◆ Problem requirements
All lines holding the string "PROGETTO" are to be shown.

─── Data rows ───

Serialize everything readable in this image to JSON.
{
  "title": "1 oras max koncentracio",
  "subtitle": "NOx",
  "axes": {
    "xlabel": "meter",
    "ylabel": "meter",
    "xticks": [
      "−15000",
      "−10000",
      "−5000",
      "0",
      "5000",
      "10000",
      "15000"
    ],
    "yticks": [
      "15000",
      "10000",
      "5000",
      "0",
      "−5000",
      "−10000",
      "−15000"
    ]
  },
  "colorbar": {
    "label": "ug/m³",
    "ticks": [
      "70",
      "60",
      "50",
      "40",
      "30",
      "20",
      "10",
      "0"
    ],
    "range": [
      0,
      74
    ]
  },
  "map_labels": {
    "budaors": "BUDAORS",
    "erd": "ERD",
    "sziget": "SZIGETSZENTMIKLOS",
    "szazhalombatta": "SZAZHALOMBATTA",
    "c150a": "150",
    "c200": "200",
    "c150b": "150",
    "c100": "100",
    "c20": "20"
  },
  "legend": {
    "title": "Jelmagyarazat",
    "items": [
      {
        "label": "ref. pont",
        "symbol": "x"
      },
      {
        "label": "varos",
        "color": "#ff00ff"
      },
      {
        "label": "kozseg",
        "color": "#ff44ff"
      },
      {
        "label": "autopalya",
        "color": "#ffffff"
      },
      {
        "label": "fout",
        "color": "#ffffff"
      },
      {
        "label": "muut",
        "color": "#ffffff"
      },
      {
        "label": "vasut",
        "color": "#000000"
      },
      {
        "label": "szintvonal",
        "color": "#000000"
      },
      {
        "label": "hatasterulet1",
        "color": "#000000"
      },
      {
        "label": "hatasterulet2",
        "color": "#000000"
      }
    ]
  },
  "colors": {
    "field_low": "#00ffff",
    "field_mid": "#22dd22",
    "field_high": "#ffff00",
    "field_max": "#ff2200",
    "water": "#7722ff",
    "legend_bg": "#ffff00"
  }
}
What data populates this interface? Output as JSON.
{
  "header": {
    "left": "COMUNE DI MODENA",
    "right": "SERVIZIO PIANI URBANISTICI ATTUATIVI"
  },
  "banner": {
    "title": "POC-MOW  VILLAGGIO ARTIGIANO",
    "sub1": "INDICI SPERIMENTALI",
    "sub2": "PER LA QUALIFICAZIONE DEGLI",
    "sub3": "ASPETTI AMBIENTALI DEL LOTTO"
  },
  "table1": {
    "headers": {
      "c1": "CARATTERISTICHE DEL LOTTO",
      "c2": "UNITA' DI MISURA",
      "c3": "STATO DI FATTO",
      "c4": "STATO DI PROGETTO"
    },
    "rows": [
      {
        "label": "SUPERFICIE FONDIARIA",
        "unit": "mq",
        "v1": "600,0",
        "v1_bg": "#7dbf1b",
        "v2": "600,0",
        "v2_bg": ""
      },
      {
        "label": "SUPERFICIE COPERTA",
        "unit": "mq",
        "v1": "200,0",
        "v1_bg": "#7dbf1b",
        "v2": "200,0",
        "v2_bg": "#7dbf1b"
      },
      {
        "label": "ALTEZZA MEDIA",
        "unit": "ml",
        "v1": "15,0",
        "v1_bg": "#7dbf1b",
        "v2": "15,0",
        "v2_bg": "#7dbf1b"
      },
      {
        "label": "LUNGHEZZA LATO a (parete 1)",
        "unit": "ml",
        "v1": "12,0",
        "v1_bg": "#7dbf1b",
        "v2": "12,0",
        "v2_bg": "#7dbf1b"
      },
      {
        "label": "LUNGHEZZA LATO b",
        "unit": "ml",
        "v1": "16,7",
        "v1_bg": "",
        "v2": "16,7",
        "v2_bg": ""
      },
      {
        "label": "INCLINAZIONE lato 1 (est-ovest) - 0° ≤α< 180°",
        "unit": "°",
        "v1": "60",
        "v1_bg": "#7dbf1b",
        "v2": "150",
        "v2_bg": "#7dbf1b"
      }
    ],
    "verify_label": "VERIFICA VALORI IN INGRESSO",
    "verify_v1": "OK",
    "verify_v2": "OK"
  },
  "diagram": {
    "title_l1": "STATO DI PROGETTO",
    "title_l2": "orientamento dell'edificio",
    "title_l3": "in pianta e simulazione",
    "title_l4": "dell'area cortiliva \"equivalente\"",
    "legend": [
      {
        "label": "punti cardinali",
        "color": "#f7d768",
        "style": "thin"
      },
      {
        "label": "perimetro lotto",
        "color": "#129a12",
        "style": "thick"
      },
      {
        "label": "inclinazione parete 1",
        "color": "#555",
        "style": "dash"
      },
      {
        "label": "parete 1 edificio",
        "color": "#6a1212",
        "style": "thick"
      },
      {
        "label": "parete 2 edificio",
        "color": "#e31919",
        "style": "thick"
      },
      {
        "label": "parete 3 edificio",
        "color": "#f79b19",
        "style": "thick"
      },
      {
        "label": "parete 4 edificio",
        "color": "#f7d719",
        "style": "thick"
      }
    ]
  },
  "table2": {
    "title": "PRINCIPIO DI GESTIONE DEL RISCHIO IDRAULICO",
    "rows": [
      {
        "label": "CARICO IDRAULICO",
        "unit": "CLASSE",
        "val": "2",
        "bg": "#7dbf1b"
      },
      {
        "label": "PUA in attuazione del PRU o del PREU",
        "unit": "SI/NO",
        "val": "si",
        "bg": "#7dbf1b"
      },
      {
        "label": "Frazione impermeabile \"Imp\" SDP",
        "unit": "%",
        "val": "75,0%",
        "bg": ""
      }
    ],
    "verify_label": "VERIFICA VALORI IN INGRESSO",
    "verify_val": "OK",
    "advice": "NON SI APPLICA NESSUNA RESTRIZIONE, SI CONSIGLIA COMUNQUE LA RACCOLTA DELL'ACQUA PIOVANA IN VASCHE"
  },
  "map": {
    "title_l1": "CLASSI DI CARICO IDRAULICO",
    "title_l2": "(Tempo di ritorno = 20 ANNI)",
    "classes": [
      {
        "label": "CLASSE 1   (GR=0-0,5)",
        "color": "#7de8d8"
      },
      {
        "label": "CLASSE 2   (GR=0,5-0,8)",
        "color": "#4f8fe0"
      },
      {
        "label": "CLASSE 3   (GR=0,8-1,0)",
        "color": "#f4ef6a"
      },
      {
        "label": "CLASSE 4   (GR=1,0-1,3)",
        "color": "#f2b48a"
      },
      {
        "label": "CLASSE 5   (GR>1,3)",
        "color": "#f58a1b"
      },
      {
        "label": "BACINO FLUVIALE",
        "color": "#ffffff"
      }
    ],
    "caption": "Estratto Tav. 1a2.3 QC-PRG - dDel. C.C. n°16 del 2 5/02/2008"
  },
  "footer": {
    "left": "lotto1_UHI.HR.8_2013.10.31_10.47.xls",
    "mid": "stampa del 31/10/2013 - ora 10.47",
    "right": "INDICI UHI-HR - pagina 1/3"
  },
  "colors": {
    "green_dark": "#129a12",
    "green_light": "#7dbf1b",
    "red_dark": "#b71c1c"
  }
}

───

◆ Correct response
      "c4": "STATO DI PROGETTO"
    "title_l1": "STATO DI PROGETTO",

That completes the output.